Extracted records
☆ ☆ ☆ ☆ ☆ ☆ ☆

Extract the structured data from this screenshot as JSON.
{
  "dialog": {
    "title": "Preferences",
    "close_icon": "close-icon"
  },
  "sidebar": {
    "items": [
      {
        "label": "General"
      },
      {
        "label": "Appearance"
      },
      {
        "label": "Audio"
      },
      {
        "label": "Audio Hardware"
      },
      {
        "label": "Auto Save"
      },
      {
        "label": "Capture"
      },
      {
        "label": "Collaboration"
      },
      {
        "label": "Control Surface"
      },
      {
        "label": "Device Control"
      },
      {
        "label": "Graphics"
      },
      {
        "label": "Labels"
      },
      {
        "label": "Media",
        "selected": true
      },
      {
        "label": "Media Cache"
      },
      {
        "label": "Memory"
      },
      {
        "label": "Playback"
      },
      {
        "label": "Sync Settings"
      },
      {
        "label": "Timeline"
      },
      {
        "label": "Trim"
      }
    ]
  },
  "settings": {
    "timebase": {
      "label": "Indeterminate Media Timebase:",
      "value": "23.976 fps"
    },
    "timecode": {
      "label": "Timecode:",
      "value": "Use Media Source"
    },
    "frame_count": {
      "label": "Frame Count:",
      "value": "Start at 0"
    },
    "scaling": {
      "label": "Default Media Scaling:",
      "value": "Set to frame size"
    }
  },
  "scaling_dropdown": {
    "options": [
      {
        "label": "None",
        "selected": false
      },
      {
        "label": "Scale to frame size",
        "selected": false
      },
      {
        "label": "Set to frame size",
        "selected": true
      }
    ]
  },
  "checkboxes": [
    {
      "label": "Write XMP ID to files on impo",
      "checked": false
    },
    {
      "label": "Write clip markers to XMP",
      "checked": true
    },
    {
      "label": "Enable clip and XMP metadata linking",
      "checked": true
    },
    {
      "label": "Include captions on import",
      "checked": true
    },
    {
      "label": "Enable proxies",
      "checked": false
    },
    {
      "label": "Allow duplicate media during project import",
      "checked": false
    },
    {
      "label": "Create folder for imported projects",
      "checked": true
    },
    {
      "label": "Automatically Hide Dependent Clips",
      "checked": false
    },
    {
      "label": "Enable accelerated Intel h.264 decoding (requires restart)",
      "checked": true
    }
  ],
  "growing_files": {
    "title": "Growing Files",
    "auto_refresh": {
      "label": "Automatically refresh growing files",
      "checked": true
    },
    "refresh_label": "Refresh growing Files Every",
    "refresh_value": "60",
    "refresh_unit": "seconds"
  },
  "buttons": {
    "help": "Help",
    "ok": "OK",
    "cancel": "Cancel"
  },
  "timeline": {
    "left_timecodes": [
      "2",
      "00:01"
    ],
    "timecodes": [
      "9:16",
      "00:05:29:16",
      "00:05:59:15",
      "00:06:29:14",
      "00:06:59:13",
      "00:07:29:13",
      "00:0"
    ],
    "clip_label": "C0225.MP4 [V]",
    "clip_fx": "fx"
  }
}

☆ ☆ ☆ ☆ ☆ ☆ ☆

■ **What you are asked to do**
Work out how many lines of the listing above include the word "Automatically". Report only the number.

■ **Full solution**
2